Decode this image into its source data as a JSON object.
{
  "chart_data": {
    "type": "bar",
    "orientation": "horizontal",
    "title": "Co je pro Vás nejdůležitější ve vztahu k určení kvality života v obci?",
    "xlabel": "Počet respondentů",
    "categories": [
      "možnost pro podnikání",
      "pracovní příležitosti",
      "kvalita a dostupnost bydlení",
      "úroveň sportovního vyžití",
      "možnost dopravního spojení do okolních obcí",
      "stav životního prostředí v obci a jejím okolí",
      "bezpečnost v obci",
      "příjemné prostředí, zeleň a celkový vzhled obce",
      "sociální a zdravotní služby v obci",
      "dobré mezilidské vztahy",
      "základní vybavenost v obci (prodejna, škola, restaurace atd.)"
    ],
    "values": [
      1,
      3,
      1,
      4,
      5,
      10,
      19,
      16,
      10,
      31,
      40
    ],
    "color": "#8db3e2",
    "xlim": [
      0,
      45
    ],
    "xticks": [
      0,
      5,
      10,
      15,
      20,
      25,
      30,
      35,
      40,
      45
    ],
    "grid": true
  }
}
.....
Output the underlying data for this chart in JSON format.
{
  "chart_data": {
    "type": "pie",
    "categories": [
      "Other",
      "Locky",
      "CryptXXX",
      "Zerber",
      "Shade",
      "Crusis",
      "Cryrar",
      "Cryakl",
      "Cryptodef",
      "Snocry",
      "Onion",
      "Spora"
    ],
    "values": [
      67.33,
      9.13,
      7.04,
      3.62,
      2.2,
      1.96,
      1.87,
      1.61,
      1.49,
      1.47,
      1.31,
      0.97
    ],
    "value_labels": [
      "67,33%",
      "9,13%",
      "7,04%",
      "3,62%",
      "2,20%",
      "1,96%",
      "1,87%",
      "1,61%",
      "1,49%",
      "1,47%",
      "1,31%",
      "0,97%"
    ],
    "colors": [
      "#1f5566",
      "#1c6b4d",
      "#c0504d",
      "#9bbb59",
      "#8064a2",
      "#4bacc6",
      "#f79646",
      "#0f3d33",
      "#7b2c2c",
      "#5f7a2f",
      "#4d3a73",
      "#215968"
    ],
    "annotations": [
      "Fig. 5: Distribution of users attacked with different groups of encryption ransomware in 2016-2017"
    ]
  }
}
.....
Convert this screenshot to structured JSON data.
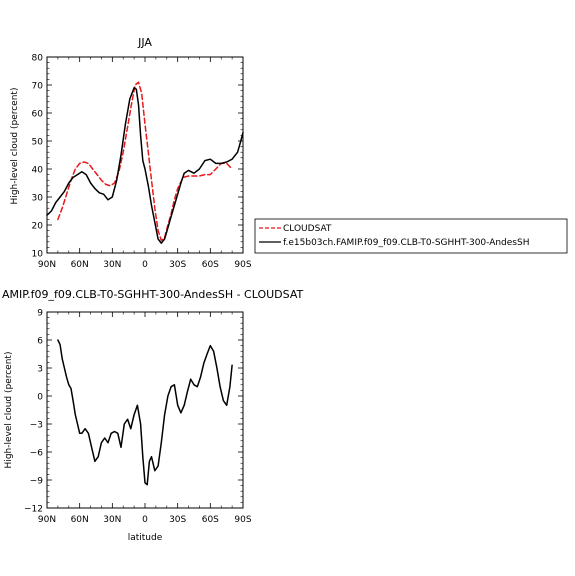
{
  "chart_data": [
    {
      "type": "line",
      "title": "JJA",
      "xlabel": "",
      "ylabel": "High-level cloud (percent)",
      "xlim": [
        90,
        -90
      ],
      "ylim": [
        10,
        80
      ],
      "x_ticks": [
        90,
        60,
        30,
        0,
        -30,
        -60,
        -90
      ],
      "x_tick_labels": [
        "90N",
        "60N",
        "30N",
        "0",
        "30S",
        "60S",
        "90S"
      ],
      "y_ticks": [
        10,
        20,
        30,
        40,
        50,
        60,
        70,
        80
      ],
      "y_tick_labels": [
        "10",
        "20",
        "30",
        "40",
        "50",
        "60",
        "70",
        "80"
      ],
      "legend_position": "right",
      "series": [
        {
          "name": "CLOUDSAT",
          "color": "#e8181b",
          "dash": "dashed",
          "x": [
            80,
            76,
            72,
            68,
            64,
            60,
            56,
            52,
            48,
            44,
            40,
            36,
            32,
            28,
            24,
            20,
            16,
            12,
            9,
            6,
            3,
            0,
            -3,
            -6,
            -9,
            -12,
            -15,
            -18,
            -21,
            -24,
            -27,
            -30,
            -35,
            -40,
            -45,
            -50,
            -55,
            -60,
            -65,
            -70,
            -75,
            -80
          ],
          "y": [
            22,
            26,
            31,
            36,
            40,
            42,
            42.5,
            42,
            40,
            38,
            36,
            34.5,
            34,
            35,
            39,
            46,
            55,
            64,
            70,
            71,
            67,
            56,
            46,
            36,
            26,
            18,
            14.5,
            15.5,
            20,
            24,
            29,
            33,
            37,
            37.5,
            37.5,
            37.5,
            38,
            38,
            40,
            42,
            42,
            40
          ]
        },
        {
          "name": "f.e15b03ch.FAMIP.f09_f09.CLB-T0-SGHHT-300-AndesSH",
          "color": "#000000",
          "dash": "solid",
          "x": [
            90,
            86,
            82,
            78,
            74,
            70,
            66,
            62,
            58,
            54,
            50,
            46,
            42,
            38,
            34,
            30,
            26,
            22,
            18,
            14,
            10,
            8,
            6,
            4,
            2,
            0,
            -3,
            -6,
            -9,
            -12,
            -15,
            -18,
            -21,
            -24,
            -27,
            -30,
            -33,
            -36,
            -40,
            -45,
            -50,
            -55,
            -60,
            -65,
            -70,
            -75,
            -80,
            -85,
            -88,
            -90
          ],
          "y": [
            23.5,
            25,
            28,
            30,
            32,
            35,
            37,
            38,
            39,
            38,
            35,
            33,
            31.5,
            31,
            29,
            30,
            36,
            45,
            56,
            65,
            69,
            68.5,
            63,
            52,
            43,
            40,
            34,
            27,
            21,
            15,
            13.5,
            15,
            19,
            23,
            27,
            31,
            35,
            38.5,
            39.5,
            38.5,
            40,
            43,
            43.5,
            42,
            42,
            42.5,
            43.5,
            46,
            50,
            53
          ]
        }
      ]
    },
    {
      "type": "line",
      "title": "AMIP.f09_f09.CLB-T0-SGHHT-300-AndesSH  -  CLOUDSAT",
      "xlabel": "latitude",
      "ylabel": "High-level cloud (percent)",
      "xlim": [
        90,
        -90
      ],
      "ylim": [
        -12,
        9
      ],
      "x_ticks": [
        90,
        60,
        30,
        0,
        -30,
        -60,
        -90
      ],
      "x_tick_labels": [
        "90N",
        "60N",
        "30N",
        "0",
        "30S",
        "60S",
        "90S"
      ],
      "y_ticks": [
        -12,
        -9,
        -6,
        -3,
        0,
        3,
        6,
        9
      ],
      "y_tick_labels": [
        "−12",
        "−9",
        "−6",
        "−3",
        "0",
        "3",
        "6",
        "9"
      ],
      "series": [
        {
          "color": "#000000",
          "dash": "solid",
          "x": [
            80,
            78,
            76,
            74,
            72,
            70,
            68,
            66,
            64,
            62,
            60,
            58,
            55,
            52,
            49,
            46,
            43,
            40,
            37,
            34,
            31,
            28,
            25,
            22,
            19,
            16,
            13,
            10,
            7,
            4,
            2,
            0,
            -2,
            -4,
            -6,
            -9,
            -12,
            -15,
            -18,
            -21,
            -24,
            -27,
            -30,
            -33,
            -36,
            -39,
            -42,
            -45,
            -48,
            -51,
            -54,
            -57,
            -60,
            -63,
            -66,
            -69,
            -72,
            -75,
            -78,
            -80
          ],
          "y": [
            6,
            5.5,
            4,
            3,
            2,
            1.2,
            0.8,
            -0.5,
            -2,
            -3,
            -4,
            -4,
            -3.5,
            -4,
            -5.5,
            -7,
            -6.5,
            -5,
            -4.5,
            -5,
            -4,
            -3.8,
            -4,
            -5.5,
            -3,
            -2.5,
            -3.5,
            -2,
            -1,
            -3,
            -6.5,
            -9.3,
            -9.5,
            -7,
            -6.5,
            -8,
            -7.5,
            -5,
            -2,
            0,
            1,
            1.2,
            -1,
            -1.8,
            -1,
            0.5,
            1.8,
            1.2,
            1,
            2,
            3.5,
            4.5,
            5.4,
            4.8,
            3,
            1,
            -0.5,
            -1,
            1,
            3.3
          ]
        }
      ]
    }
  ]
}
.....
_STATED PROBLEM_. Look through the data and show every line containing "name".

_PROBLEM SOLUTION_.
          "name": "CLOUDSAT",
          "name": "f.e15b03ch.FAMIP.f09_f09.CLB-T0-SGHHT-300-AndesSH",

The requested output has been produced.